* _Your task_: Below is a block of data; give all of it again word for word.

-----

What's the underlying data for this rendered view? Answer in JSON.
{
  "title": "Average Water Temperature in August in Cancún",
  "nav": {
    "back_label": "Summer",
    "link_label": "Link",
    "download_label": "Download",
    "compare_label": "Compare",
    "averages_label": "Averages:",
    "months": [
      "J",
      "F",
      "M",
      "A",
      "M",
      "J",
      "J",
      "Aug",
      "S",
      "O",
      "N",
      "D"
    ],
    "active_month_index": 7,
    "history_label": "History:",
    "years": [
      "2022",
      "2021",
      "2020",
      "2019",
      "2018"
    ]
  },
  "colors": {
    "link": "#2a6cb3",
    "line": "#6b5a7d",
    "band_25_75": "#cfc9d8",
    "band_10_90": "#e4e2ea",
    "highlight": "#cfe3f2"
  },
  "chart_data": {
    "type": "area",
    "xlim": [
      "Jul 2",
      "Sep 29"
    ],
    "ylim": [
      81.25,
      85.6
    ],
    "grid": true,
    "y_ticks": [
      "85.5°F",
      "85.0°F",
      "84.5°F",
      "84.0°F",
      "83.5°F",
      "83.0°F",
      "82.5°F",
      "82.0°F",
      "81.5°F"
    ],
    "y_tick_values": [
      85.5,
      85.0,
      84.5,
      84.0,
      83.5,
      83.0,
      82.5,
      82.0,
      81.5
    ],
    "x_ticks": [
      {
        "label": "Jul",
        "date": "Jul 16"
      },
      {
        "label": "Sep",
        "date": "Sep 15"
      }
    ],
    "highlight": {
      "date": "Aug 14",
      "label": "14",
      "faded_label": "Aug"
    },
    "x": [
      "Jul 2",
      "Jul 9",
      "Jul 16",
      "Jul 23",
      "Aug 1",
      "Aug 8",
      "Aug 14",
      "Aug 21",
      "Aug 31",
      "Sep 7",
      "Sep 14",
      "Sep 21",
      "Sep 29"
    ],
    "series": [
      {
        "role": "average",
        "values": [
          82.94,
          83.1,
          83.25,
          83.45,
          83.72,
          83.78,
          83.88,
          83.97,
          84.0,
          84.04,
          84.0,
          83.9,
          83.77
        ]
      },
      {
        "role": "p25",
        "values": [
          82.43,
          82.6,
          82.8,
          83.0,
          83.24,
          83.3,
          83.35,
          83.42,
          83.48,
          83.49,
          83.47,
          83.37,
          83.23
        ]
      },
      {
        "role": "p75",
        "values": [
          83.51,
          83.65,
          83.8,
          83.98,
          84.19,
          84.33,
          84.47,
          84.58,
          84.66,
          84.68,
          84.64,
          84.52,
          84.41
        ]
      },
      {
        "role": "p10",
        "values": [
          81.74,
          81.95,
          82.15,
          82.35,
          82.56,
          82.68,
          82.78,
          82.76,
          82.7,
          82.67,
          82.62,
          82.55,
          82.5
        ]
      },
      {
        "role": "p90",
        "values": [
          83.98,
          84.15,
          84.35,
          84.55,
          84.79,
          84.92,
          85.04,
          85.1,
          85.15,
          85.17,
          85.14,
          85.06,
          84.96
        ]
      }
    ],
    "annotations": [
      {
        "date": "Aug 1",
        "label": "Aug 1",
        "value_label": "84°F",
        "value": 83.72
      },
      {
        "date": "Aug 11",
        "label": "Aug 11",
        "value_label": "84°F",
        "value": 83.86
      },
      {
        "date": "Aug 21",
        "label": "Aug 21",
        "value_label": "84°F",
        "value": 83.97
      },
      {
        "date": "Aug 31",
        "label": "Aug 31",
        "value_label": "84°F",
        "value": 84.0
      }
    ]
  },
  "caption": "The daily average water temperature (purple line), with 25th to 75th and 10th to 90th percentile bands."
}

-----

* _Finished answer_:
What's the underlying data for this rendered view? Answer in JSON.
{
  "title": "Average Water Temperature in August in Cancún",
  "nav": {
    "back_label": "Summer",
    "link_label": "Link",
    "download_label": "Download",
    "compare_label": "Compare",
    "averages_label": "Averages:",
    "months": [
      "J",
      "F",
      "M",
      "A",
      "M",
      "J",
      "J",
      "Aug",
      "S",
      "O",
      "N",
      "D"
    ],
    "active_month_index": 7,
    "history_label": "History:",
    "years": [
      "2022",
      "2021",
      "2020",
      "2019",
      "2018"
    ]
  },
  "colors": {
    "link": "#2a6cb3",
    "line": "#6b5a7d",
    "band_25_75": "#cfc9d8",
    "band_10_90": "#e4e2ea",
    "highlight": "#cfe3f2"
  },
  "chart_data": {
    "type": "area",
    "xlim": [
      "Jul 2",
      "Sep 29"
    ],
    "ylim": [
      81.25,
      85.6
    ],
    "grid": true,
    "y_ticks": [
      "85.5°F",
      "85.0°F",
      "84.5°F",
      "84.0°F",
      "83.5°F",
      "83.0°F",
      "82.5°F",
      "82.0°F",
      "81.5°F"
    ],
    "y_tick_values": [
      85.5,
      85.0,
      84.5,
      84.0,
      83.5,
      83.0,
      82.5,
      82.0,
      81.5
    ],
    "x_ticks": [
      {
        "label": "Jul",
        "date": "Jul 16"
      },
      {
        "label": "Sep",
        "date": "Sep 15"
      }
    ],
    "highlight": {
      "date": "Aug 14",
      "label": "14",
      "faded_label": "Aug"
    },
    "x": [
      "Jul 2",
      "Jul 9",
      "Jul 16",
      "Jul 23",
      "Aug 1",
      "Aug 8",
      "Aug 14",
      "Aug 21",
      "Aug 31",
      "Sep 7",
      "Sep 14",
      "Sep 21",
      "Sep 29"
    ],
    "series": [
      {
        "role": "average",
        "values": [
          82.94,
          83.1,
          83.25,
          83.45,
          83.72,
          83.78,
          83.88,
          83.97,
          84.0,
          84.04,
          84.0,
          83.9,
          83.77
        ]
      },
      {
        "role": "p25",
        "values": [
          82.43,
          82.6,
          82.8,
          83.0,
          83.24,
          83.3,
          83.35,
          83.42,
          83.48,
          83.49,
          83.47,
          83.37,
          83.23
        ]
      },
      {
        "role": "p75",
        "values": [
          83.51,
          83.65,
          83.8,
          83.98,
          84.19,
          84.33,
          84.47,
          84.58,
          84.66,
          84.68,
          84.64,
          84.52,
          84.41
        ]
      },
      {
        "role": "p10",
        "values": [
          81.74,
          81.95,
          82.15,
          82.35,
          82.56,
          82.68,
          82.78,
          82.76,
          82.7,
          82.67,
          82.62,
          82.55,
          82.5
        ]
      },
      {
        "role": "p90",
        "values": [
          83.98,
          84.15,
          84.35,
          84.55,
          84.79,
          84.92,
          85.04,
          85.1,
          85.15,
          85.17,
          85.14,
          85.06,
          84.96
        ]
      }
    ],
    "annotations": [
      {
        "date": "Aug 1",
        "label": "Aug 1",
        "value_label": "84°F",
        "value": 83.72
      },
      {
        "date": "Aug 11",
        "label": "Aug 11",
        "value_label": "84°F",
        "value": 83.86
      },
      {
        "date": "Aug 21",
        "label": "Aug 21",
        "value_label": "84°F",
        "value": 83.97
      },
      {
        "date": "Aug 31",
        "label": "Aug 31",
        "value_label": "84°F",
        "value": 84.0
      }
    ]
  },
  "caption": "The daily average water temperature (purple line), with 25th to 75th and 10th to 90th percentile bands."
}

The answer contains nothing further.